### TASK REQUIREMENTS
Omit the images, then print each record below exactly as it reads.
____
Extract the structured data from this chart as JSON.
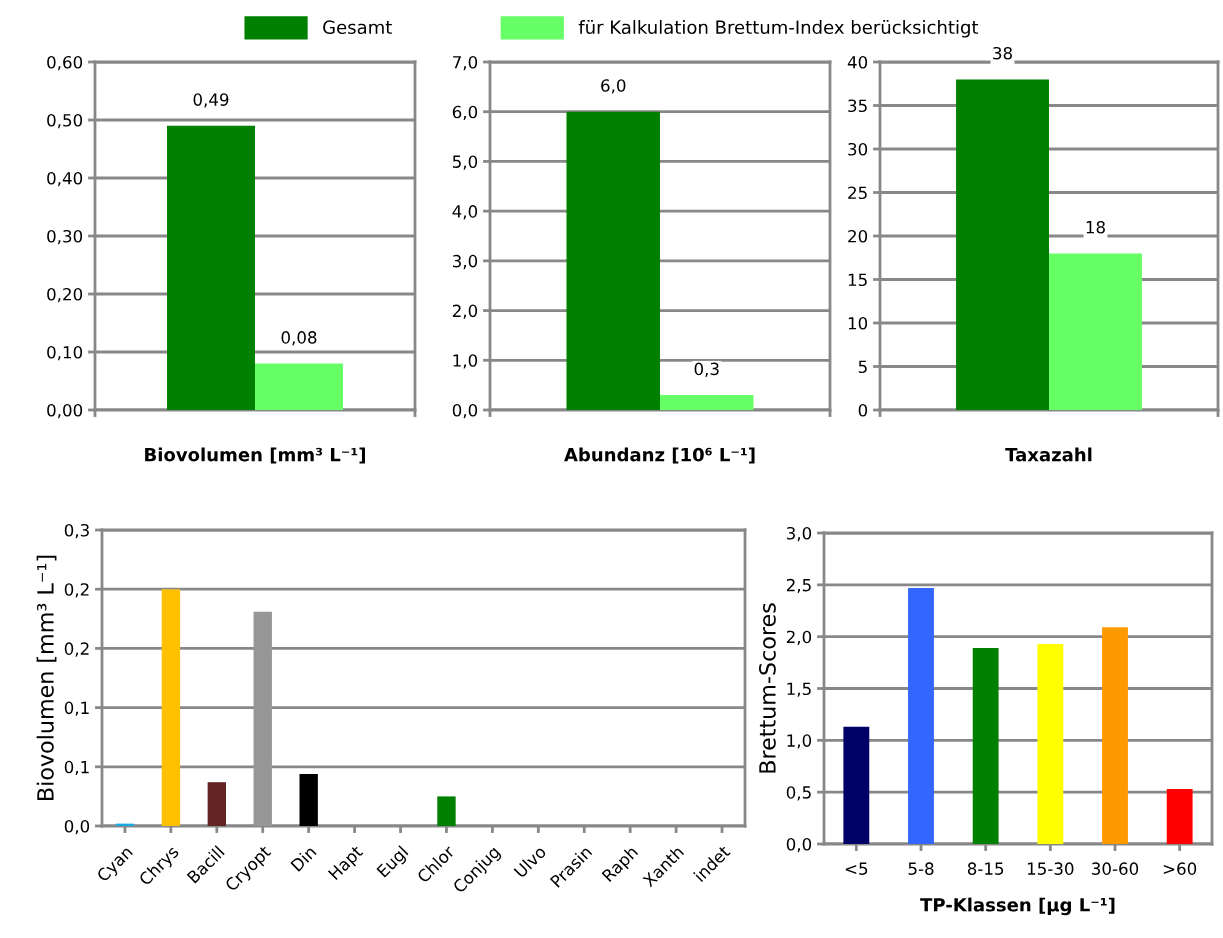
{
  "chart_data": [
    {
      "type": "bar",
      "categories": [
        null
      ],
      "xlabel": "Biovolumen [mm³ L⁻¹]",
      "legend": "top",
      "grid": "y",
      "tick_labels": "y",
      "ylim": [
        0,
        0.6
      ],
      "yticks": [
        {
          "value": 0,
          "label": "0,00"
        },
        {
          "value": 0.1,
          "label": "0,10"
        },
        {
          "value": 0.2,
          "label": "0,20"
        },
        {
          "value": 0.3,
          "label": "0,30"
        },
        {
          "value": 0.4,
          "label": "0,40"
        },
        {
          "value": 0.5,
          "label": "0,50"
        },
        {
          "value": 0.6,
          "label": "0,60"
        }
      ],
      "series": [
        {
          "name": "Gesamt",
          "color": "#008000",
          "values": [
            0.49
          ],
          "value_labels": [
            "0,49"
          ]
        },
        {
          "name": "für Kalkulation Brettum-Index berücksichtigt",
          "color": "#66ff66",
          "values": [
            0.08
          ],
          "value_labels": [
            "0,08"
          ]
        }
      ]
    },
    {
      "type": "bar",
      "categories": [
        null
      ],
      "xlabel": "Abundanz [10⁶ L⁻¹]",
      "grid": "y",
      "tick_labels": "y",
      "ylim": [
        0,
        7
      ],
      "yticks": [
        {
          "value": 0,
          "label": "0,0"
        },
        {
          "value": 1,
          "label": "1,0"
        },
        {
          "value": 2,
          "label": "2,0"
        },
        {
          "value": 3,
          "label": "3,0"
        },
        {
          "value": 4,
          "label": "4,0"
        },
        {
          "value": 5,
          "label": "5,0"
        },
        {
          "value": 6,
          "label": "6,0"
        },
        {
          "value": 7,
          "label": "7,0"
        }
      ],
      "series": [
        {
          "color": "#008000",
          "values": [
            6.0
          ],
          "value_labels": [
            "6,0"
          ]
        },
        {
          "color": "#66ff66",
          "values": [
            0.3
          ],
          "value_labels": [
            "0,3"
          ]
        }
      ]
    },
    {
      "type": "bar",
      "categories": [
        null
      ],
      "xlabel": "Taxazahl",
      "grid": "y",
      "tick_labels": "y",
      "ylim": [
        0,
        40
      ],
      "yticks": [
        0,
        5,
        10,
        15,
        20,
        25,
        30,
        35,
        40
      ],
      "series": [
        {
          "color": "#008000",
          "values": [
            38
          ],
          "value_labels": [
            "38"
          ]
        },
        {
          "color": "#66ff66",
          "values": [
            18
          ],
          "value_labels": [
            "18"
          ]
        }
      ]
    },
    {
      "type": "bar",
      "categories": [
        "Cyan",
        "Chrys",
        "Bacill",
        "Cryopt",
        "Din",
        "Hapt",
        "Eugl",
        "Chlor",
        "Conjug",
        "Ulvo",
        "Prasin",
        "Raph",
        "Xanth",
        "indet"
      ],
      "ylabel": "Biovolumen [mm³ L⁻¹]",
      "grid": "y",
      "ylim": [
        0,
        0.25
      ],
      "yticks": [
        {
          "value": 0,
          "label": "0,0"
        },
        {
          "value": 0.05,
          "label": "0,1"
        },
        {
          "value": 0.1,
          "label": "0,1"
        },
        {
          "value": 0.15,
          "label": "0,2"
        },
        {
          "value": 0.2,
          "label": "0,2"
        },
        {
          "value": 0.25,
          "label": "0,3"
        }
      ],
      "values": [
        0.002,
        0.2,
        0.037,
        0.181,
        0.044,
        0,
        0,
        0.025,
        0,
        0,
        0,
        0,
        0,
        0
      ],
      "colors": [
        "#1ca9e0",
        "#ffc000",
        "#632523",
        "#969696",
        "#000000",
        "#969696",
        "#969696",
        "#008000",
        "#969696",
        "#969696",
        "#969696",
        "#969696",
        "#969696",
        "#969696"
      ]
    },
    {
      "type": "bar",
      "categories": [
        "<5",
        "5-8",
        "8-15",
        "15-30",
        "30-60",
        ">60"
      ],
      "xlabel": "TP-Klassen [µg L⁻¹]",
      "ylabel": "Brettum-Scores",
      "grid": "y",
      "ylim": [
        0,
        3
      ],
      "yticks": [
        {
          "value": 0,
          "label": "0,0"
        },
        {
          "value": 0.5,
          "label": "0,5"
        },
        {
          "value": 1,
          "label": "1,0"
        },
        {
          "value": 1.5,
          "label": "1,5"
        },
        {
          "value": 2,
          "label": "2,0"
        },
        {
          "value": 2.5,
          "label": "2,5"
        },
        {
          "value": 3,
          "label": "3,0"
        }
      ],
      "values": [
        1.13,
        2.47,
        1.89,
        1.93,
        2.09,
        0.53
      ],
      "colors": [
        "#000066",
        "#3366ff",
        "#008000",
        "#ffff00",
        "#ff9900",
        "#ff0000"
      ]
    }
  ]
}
____
### SOLUTION TO THIS TASK
Extract the structured data from this chart as JSON.
{
  "chart_data": [
    {
      "type": "bar",
      "categories": [
        null
      ],
      "xlabel": "Biovolumen [mm³ L⁻¹]",
      "legend": "top",
      "grid": "y",
      "tick_labels": "y",
      "ylim": [
        0,
        0.6
      ],
      "yticks": [
        {
          "value": 0,
          "label": "0,00"
        },
        {
          "value": 0.1,
          "label": "0,10"
        },
        {
          "value": 0.2,
          "label": "0,20"
        },
        {
          "value": 0.3,
          "label": "0,30"
        },
        {
          "value": 0.4,
          "label": "0,40"
        },
        {
          "value": 0.5,
          "label": "0,50"
        },
        {
          "value": 0.6,
          "label": "0,60"
        }
      ],
      "series": [
        {
          "name": "Gesamt",
          "color": "#008000",
          "values": [
            0.49
          ],
          "value_labels": [
            "0,49"
          ]
        },
        {
          "name": "für Kalkulation Brettum-Index berücksichtigt",
          "color": "#66ff66",
          "values": [
            0.08
          ],
          "value_labels": [
            "0,08"
          ]
        }
      ]
    },
    {
      "type": "bar",
      "categories": [
        null
      ],
      "xlabel": "Abundanz [10⁶ L⁻¹]",
      "grid": "y",
      "tick_labels": "y",
      "ylim": [
        0,
        7
      ],
      "yticks": [
        {
          "value": 0,
          "label": "0,0"
        },
        {
          "value": 1,
          "label": "1,0"
        },
        {
          "value": 2,
          "label": "2,0"
        },
        {
          "value": 3,
          "label": "3,0"
        },
        {
          "value": 4,
          "label": "4,0"
        },
        {
          "value": 5,
          "label": "5,0"
        },
        {
          "value": 6,
          "label": "6,0"
        },
        {
          "value": 7,
          "label": "7,0"
        }
      ],
      "series": [
        {
          "color": "#008000",
          "values": [
            6.0
          ],
          "value_labels": [
            "6,0"
          ]
        },
        {
          "color": "#66ff66",
          "values": [
            0.3
          ],
          "value_labels": [
            "0,3"
          ]
        }
      ]
    },
    {
      "type": "bar",
      "categories": [
        null
      ],
      "xlabel": "Taxazahl",
      "grid": "y",
      "tick_labels": "y",
      "ylim": [
        0,
        40
      ],
      "yticks": [
        0,
        5,
        10,
        15,
        20,
        25,
        30,
        35,
        40
      ],
      "series": [
        {
          "color": "#008000",
          "values": [
            38
          ],
          "value_labels": [
            "38"
          ]
        },
        {
          "color": "#66ff66",
          "values": [
            18
          ],
          "value_labels": [
            "18"
          ]
        }
      ]
    },
    {
      "type": "bar",
      "categories": [
        "Cyan",
        "Chrys",
        "Bacill",
        "Cryopt",
        "Din",
        "Hapt",
        "Eugl",
        "Chlor",
        "Conjug",
        "Ulvo",
        "Prasin",
        "Raph",
        "Xanth",
        "indet"
      ],
      "ylabel": "Biovolumen [mm³ L⁻¹]",
      "grid": "y",
      "ylim": [
        0,
        0.25
      ],
      "yticks": [
        {
          "value": 0,
          "label": "0,0"
        },
        {
          "value": 0.05,
          "label": "0,1"
        },
        {
          "value": 0.1,
          "label": "0,1"
        },
        {
          "value": 0.15,
          "label": "0,2"
        },
        {
          "value": 0.2,
          "label": "0,2"
        },
        {
          "value": 0.25,
          "label": "0,3"
        }
      ],
      "values": [
        0.002,
        0.2,
        0.037,
        0.181,
        0.044,
        0,
        0,
        0.025,
        0,
        0,
        0,
        0,
        0,
        0
      ],
      "colors": [
        "#1ca9e0",
        "#ffc000",
        "#632523",
        "#969696",
        "#000000",
        "#969696",
        "#969696",
        "#008000",
        "#969696",
        "#969696",
        "#969696",
        "#969696",
        "#969696",
        "#969696"
      ]
    },
    {
      "type": "bar",
      "categories": [
        "<5",
        "5-8",
        "8-15",
        "15-30",
        "30-60",
        ">60"
      ],
      "xlabel": "TP-Klassen [µg L⁻¹]",
      "ylabel": "Brettum-Scores",
      "grid": "y",
      "ylim": [
        0,
        3
      ],
      "yticks": [
        {
          "value": 0,
          "label": "0,0"
        },
        {
          "value": 0.5,
          "label": "0,5"
        },
        {
          "value": 1,
          "label": "1,0"
        },
        {
          "value": 1.5,
          "label": "1,5"
        },
        {
          "value": 2,
          "label": "2,0"
        },
        {
          "value": 2.5,
          "label": "2,5"
        },
        {
          "value": 3,
          "label": "3,0"
        }
      ],
      "values": [
        1.13,
        2.47,
        1.89,
        1.93,
        2.09,
        0.53
      ],
      "colors": [
        "#000066",
        "#3366ff",
        "#008000",
        "#ffff00",
        "#ff9900",
        "#ff0000"
      ]
    }
  ]
}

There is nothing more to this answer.